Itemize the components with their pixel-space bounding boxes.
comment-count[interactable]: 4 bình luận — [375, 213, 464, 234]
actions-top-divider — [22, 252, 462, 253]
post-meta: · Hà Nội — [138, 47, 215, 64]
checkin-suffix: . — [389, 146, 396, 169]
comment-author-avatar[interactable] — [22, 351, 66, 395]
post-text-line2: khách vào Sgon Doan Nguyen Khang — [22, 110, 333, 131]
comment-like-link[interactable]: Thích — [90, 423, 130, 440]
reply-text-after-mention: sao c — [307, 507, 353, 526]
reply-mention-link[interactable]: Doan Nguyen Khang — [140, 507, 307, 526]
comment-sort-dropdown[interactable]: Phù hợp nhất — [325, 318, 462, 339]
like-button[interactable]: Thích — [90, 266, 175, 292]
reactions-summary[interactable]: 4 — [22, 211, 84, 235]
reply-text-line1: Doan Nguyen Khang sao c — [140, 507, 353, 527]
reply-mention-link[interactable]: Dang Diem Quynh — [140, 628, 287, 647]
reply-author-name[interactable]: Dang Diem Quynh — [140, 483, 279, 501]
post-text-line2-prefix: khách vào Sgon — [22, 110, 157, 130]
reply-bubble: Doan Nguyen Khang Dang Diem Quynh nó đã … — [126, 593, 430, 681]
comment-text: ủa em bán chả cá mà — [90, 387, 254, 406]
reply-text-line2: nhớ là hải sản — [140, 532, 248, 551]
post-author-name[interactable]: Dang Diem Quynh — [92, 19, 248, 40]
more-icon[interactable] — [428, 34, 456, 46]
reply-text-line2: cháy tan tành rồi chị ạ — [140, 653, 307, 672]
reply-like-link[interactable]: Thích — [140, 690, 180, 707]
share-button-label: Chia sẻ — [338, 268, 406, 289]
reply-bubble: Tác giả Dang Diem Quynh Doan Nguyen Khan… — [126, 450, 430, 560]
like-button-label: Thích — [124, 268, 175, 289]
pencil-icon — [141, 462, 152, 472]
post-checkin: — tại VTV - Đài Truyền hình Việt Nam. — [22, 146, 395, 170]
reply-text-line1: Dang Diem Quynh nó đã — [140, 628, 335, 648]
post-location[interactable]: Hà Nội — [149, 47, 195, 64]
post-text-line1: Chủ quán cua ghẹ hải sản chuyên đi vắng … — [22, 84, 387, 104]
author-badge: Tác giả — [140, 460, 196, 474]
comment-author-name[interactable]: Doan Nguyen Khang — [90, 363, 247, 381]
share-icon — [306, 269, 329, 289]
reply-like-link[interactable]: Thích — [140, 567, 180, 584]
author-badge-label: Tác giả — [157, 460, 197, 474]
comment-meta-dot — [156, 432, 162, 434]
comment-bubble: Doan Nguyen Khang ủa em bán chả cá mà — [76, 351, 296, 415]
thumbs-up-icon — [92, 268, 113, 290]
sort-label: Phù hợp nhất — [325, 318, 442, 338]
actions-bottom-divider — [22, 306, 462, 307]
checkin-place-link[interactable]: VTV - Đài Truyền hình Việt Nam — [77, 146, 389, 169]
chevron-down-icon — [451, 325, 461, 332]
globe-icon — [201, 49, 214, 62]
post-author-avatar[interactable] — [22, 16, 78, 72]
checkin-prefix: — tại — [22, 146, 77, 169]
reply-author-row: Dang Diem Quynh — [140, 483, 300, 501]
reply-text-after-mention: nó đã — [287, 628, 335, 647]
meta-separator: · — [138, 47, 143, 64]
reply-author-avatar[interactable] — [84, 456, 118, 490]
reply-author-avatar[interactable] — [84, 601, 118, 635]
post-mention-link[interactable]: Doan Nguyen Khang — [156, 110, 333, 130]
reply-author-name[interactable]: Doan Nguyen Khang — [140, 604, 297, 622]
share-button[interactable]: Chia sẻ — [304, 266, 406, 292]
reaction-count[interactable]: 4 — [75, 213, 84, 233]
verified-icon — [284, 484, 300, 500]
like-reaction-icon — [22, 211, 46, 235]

##############################

Your instructions:
Convert the entries, from the first line through the line containing "post-text-line2-prefix: khách vào" with both ends included, into a Markdown table. Give it a Row column that numbers each line and an Entry column that holds the line, and leave out any blank lines.

Output:
| Row | Entry |
|---|---|
| 1 | Itemize the components with their pixel-space bounding boxes. |
| 2 | comment-count[interactable]: 4 bình luận — [375, 213, 464, 234] |
| 3 | actions-top-divider — [22, 252, 462, 253] |
| 4 | post-meta: · Hà Nội — [138, 47, 215, 64] |
| 5 | checkin-suffix: . — [389, 146, 396, 169] |
| 6 | comment-author-avatar[interactable] — [22, 351, 66, 395] |
| 7 | post-text-line2: khách vào Sgon Doan Nguyen Khang — [22, 110, 333, 131] |
| 8 | comment-like-link[interactable]: Thích — [90, 423, 130, 440] |
| 9 | reply-text-after-mention: sao c — [307, 507, 353, 526] |
| 10 | reply-mention-link[interactable]: Doan Nguyen Khang — [140, 507, 307, 526] |
| 11 | comment-sort-dropdown[interactable]: Phù hợp nhất — [325, 318, 462, 339] |
| 12 | like-button[interactable]: Thích — [90, 266, 175, 292] |
| 13 | reactions-summary[interactable]: 4 — [22, 211, 84, 235] |
| 14 | reply-text-line1: Doan Nguyen Khang sao c — [140, 507, 353, 527] |
| 15 | reply-mention-link[interactable]: Dang Diem Quynh — [140, 628, 287, 647] |
| 16 | reply-author-name[interactable]: Dang Diem Quynh — [140, 483, 279, 501] |
| 17 | post-text-line2-prefix: khách vào Sgon — [22, 110, 157, 130] |